Start of Task input
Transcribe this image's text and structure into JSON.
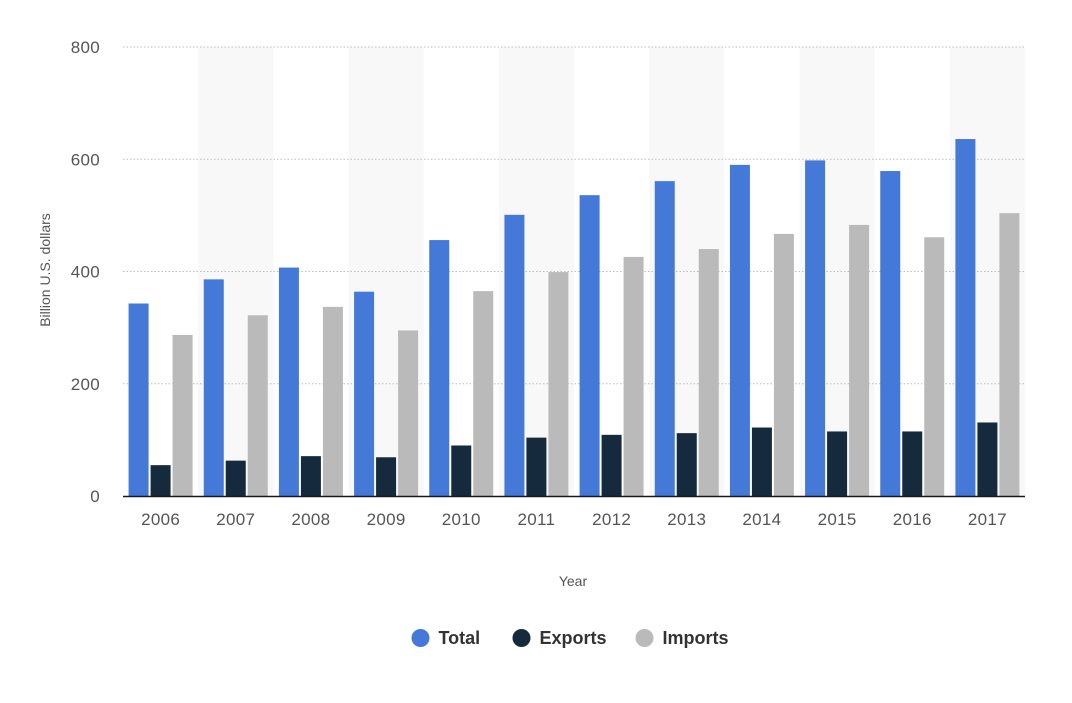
{
  "chart_data": {
    "type": "bar",
    "title": "",
    "xlabel": "Year",
    "ylabel": "Billion U.S. dollars",
    "categories": [
      "2006",
      "2007",
      "2008",
      "2009",
      "2010",
      "2011",
      "2012",
      "2013",
      "2014",
      "2015",
      "2016",
      "2017"
    ],
    "series": [
      {
        "name": "Total",
        "color": "#4479d8",
        "values": [
          343,
          386,
          407,
          364,
          456,
          501,
          536,
          561,
          590,
          598,
          579,
          636
        ]
      },
      {
        "name": "Exports",
        "color": "#162a3e",
        "values": [
          55,
          63,
          71,
          69,
          90,
          104,
          109,
          112,
          122,
          115,
          115,
          131
        ]
      },
      {
        "name": "Imports",
        "color": "#bababa",
        "values": [
          287,
          322,
          337,
          295,
          365,
          399,
          426,
          440,
          467,
          483,
          461,
          504
        ]
      }
    ],
    "ylim": [
      0,
      800
    ],
    "yticks": [
      0,
      200,
      400,
      600,
      800
    ],
    "grid": true,
    "alternating_bands": true,
    "legend_position": "bottom-center"
  }
}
End of Task input
[Brief] From the material above, gather all lines that include the string "color" and copy them.

[Response to this exercise]
        "color": "#4479d8",
        "color": "#162a3e",
        "color": "#bababa",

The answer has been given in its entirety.